▸ **DOCUMENT PASSAGE**
Reasons Why Trekking Poles May Not Be Allowed in the Cabin
🚫 Although it might seem unfair that you’re not allowed to take your hiking poles on a flight, there are genuine reasons why trekking poles aren’t allowed in your hand luggage and why they’re better placed in your checked-in bag.
They’re too long
The average hiking pole is at least 40 inches long. This is typically longer than the size of the suitcase or backpack you’re allowed in the overhead lockers. Naturally, the size of the overhead lockers varies from airline to airline, but most don’t fit a typical trekking pole.
They can be used as weapons
As frustrating as it can be when you know you only intend to use your trekking pole for, well, trekking, the point is, they can be used as weapons. Sharp objects in general tend to be banned from hand luggage, and since trekking poles have a sharp tip, they’re no exception.
You could conceal substances within them
Most trekking sticks are hollow. While this makes them lighter to walk with, the hollow interior could be used to smuggle illegal substances.
How to Take Your Trekking Poles on a Flight
So, you can’t take your trekking poles on the flight in your hand luggage. What now?
✅ The safest course of action is to pack your trekking poles into the checked luggage in the hold. If your poles are a little too long to fit into the suitcase, you can always dismantle them before packing them. Collapsible poles are even more convenient for fitting into smaller suitcases.
Alpin Loacker Foldable Trekking Poles
For Both Men & Women
- Ultra Light Weight
- Cork Grip
- High Quality 3k Carbon
- Suitable For All Genders & Body Heights
- Assemble in Seconds
Even if you collapse or dismantle your sticks, bear in mind they might still have sharp edges. In this case, it’s better to wrap them in paper, plastic, or fabric – just not fabric that rips easily!
To keep them clean and safe from potential damage, you can also invest in a hiking stick case, which will ensure your poles aren’t damaged by anything else in your case (no leaking shower gel disasters!). Carry cases for trekking poles are typically bags or tubes in which two hiking poles fit. They tend to be waterproof, and most can be attached to a backpack.

▸ **TASK ITEM**
Copy the stretch of the trekking poles text from "You could conceal" through "smuggle illegal substances.", changing "trekking sticks" to "walking poles".

▸ **RECORD EXCERPTS**
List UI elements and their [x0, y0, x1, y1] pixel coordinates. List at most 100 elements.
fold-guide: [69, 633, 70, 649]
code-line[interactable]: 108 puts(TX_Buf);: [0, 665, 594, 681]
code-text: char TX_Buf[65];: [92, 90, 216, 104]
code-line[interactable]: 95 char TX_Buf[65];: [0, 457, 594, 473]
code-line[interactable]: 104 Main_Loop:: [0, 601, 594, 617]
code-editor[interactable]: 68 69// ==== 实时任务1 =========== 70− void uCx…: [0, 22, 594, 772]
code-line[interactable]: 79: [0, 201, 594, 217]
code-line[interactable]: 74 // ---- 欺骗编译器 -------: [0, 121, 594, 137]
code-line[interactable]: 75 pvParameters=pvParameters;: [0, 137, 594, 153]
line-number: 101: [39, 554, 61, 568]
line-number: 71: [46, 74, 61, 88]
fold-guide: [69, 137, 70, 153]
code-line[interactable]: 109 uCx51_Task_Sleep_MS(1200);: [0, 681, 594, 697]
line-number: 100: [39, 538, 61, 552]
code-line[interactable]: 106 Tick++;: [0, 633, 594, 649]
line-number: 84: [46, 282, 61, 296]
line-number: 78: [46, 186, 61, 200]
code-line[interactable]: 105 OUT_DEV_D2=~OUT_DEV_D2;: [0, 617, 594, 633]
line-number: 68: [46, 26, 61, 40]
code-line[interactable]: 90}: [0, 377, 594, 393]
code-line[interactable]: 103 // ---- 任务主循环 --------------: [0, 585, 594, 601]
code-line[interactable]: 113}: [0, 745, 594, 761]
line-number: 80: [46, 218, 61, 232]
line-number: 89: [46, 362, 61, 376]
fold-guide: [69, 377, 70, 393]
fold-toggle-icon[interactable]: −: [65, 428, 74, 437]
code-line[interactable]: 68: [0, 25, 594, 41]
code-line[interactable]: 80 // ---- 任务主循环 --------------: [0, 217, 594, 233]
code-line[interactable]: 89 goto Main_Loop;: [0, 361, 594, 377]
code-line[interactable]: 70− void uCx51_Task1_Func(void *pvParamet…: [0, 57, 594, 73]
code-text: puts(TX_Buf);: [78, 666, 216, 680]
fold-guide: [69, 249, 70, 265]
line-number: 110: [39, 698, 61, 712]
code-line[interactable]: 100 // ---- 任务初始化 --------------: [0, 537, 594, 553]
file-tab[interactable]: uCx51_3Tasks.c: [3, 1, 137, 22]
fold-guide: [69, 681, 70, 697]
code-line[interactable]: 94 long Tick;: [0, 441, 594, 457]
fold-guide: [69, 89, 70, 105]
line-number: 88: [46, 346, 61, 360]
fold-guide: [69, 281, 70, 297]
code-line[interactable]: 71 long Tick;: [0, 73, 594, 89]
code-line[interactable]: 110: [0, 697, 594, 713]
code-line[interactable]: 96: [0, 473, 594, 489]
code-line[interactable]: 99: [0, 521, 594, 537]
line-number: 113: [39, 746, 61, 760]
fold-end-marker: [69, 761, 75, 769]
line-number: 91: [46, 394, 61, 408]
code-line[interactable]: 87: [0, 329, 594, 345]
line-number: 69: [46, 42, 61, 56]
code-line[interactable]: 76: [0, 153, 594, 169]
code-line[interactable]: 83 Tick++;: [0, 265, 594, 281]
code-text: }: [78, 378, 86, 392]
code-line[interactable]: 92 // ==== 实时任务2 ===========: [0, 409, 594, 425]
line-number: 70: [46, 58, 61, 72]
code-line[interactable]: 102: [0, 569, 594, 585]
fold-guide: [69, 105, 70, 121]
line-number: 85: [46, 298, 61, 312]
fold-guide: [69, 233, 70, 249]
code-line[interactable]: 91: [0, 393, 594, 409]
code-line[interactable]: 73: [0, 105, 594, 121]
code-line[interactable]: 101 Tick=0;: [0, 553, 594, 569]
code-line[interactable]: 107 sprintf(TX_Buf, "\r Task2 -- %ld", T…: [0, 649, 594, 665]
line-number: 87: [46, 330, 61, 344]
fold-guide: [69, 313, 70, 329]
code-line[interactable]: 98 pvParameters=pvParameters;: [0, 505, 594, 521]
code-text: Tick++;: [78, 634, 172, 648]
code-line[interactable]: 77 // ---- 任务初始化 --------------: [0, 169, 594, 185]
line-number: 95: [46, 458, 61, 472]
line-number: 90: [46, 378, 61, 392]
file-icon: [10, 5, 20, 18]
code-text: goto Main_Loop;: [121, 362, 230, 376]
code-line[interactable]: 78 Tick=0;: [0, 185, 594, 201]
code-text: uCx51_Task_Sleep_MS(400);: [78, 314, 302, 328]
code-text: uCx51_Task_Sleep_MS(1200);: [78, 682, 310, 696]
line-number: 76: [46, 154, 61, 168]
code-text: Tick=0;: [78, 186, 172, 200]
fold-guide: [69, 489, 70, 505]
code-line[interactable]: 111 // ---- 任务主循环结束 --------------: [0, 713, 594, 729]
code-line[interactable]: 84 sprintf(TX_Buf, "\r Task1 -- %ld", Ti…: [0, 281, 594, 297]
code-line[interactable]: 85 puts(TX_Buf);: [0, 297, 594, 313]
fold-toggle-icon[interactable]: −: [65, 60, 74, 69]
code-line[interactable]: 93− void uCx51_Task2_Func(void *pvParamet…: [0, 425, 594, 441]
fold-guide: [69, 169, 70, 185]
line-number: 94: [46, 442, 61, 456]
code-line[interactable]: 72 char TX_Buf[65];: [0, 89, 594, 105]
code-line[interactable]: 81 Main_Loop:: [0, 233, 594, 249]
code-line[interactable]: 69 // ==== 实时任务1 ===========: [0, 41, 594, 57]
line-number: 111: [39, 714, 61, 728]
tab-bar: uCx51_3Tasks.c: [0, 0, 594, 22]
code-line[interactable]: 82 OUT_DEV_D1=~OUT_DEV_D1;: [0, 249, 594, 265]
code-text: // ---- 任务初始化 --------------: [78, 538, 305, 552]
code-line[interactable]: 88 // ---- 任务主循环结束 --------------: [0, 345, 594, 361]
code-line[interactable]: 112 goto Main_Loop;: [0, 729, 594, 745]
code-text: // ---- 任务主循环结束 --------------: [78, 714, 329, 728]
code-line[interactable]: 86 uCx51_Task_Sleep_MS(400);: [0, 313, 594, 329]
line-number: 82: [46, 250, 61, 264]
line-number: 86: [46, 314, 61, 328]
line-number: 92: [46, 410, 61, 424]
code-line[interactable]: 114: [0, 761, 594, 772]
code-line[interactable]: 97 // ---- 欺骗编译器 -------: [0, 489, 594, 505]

▸ **EXERCISE RESULT**
You could conceal substances within them
Most walking poles are hollow. While this makes them lighter to walk with, the hollow interior could be used to smuggle illegal substances.